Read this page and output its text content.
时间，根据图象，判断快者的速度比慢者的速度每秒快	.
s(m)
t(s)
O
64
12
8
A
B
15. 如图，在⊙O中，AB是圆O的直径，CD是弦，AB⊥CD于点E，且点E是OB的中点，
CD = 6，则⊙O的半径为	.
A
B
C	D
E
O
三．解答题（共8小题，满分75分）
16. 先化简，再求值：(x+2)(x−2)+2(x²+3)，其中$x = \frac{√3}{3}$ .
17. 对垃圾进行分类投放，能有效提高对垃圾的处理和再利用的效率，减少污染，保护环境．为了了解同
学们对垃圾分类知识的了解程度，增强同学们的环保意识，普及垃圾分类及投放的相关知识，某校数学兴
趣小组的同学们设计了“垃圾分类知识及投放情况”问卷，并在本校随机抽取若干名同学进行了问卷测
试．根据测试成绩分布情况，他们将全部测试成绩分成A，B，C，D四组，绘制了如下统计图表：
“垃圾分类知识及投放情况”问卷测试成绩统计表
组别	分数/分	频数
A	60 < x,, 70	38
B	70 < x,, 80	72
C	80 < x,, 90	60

□ □ □ □

WHAT YOU ARE ASKED TO DO => Working from the material above, retype it in its entirety without change.

FULL ANSWER =>
Read this page and output its text content.
时间，根据图象，判断快者的速度比慢者的速度每秒快	.
s(m)
t(s)
O
64
12
8
A
B
15. 如图，在⊙O中，AB是圆O的直径，CD是弦，AB⊥CD于点E，且点E是OB的中点，
CD = 6，则⊙O的半径为	.
A
B
C	D
E
O
三．解答题（共8小题，满分75分）
16. 先化简，再求值：(x+2)(x−2)+2(x²+3)，其中$x = \frac{√3}{3}$ .
17. 对垃圾进行分类投放，能有效提高对垃圾的处理和再利用的效率，减少污染，保护环境．为了了解同
学们对垃圾分类知识的了解程度，增强同学们的环保意识，普及垃圾分类及投放的相关知识，某校数学兴
趣小组的同学们设计了“垃圾分类知识及投放情况”问卷，并在本校随机抽取若干名同学进行了问卷测
试．根据测试成绩分布情况，他们将全部测试成绩分成A，B，C，D四组，绘制了如下统计图表：
“垃圾分类知识及投放情况”问卷测试成绩统计表
组别	分数/分	频数
A	60 < x,, 70	38
B	70 < x,, 80	72
C	80 < x,, 90	60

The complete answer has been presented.